Stored entries
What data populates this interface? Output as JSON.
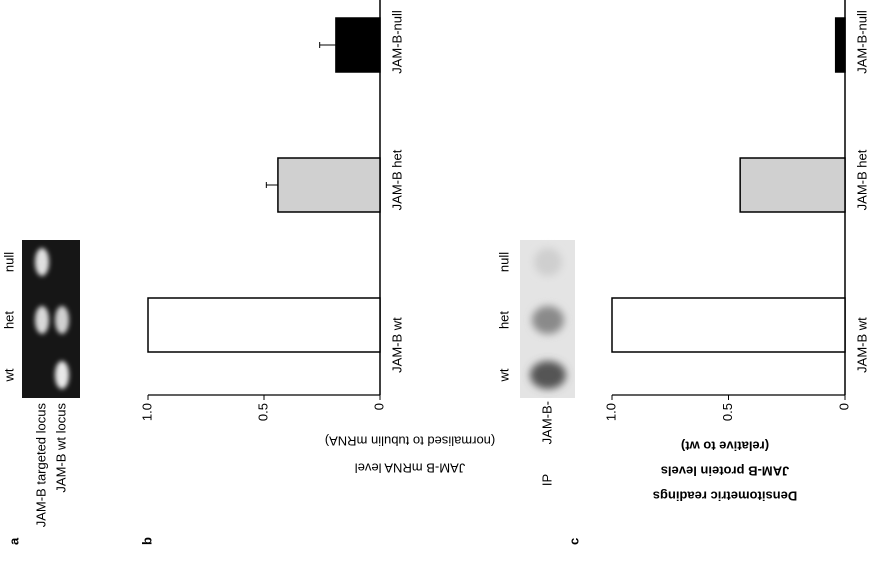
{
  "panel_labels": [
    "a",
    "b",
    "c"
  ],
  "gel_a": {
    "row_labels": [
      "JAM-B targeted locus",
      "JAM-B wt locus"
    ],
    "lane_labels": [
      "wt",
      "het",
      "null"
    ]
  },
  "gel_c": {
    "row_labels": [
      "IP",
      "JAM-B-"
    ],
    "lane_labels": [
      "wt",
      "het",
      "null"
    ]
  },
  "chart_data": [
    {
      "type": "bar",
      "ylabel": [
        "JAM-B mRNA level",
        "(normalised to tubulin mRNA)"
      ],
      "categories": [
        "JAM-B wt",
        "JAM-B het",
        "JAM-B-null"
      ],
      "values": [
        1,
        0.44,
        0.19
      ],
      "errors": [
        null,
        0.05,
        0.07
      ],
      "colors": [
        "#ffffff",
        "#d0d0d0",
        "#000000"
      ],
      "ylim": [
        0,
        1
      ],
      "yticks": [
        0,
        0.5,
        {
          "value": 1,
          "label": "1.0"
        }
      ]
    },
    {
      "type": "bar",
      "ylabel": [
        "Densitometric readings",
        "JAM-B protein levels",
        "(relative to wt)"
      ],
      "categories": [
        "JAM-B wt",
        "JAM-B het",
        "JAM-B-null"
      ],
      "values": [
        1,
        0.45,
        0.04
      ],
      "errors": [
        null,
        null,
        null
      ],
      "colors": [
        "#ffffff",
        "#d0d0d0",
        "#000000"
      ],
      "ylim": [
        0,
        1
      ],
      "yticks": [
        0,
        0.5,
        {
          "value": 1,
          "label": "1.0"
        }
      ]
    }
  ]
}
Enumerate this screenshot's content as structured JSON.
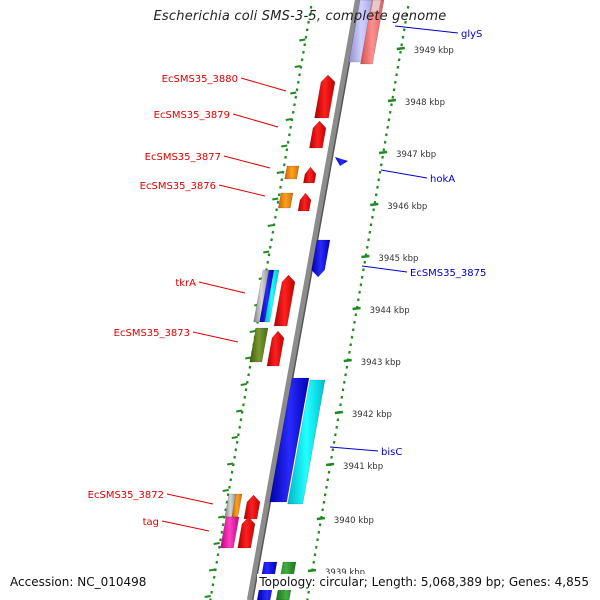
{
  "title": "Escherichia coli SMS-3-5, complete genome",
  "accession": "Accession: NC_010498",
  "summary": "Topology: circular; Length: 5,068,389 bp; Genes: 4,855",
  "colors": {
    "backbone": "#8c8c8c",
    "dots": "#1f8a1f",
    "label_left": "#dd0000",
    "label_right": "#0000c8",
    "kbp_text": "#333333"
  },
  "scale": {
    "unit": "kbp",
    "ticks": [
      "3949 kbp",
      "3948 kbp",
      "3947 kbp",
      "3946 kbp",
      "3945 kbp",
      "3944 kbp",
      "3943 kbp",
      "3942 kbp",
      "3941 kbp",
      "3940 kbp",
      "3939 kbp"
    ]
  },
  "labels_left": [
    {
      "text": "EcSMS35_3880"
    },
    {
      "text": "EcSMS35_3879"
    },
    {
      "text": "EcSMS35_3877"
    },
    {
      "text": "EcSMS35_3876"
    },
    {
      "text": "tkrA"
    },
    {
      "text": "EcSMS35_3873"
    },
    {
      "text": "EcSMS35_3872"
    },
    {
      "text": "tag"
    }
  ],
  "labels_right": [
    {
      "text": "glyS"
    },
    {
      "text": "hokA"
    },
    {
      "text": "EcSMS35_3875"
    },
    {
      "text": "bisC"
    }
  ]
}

**Problem**. Find the lines above that contain the word "JSON" and collect them.

**Solution to this problem**.
What data populates this interface? Output as JSON.
Enumerate this screenshot's content as structured JSON.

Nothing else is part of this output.